* **Saved entries**:

———

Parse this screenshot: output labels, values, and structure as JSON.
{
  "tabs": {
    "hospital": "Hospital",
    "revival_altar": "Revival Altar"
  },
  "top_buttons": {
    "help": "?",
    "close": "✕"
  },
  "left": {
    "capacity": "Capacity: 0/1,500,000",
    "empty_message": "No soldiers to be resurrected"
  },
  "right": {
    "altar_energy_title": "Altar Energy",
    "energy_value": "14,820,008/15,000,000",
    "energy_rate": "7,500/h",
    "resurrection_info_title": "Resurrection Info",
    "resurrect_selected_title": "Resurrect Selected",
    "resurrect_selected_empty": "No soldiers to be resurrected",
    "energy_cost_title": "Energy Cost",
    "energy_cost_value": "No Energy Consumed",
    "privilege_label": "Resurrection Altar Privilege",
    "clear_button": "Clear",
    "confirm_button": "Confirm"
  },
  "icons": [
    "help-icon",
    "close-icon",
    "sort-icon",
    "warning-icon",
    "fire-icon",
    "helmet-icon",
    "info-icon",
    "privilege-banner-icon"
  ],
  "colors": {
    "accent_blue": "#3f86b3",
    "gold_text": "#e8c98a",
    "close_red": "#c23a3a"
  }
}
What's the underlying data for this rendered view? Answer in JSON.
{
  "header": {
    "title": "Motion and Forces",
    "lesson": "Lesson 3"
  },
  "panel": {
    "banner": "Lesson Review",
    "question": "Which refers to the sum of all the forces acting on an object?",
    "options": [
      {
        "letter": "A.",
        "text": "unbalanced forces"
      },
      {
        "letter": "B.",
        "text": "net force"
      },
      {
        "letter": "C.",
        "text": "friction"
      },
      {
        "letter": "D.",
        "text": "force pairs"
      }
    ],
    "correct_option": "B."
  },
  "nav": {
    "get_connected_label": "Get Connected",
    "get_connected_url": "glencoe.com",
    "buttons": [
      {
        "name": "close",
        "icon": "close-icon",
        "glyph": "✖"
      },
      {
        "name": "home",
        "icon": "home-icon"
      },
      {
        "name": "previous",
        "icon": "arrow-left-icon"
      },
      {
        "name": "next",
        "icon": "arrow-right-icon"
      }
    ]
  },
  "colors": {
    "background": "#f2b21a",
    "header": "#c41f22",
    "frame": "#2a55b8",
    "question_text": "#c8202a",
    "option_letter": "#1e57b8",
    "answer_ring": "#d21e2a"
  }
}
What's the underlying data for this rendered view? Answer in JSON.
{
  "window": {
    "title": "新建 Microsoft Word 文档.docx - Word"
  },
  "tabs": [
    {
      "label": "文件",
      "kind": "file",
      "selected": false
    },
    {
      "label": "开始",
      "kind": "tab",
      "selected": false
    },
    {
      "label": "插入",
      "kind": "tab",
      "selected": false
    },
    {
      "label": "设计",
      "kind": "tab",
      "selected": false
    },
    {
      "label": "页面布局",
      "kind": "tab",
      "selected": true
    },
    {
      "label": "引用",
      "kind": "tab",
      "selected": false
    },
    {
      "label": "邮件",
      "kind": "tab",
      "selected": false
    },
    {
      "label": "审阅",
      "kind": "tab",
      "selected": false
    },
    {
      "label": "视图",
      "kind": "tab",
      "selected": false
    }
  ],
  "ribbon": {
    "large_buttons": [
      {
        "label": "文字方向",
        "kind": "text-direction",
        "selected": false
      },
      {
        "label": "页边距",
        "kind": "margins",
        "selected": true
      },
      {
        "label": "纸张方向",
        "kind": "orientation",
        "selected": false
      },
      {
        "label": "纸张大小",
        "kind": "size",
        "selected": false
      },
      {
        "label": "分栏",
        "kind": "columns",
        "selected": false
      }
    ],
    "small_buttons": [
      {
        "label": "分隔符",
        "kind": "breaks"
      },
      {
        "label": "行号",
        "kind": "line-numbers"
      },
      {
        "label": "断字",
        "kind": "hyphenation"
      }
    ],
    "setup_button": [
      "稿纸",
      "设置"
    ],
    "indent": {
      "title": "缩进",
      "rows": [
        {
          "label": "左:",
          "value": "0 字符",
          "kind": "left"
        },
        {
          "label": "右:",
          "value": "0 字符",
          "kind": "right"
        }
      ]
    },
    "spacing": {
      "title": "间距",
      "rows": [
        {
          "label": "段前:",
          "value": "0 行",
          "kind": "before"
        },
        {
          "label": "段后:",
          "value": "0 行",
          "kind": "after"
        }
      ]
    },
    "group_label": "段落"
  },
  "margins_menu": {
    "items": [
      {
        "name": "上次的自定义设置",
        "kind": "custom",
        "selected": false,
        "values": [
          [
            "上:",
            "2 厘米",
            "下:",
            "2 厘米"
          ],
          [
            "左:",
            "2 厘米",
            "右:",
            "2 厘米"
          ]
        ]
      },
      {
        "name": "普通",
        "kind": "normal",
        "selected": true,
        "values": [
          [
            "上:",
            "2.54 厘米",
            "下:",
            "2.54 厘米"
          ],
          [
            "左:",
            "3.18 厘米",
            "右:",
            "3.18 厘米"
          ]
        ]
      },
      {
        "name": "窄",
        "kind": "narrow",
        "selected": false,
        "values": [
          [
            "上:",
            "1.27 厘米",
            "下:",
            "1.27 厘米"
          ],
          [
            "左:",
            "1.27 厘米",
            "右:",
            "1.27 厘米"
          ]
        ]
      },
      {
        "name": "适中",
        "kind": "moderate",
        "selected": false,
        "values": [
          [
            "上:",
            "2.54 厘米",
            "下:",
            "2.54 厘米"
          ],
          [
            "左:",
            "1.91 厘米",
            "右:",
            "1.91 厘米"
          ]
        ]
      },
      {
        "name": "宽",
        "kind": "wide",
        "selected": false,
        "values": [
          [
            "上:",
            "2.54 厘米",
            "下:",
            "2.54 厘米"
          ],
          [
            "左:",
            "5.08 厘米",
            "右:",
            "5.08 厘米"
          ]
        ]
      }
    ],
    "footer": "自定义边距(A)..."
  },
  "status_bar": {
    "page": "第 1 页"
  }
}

———

Above are the records. Identify each line that contains the word "Lesson".

* **EXERCISE ANSWER**:
    "lesson": "Lesson 3"
    "banner": "Lesson Review",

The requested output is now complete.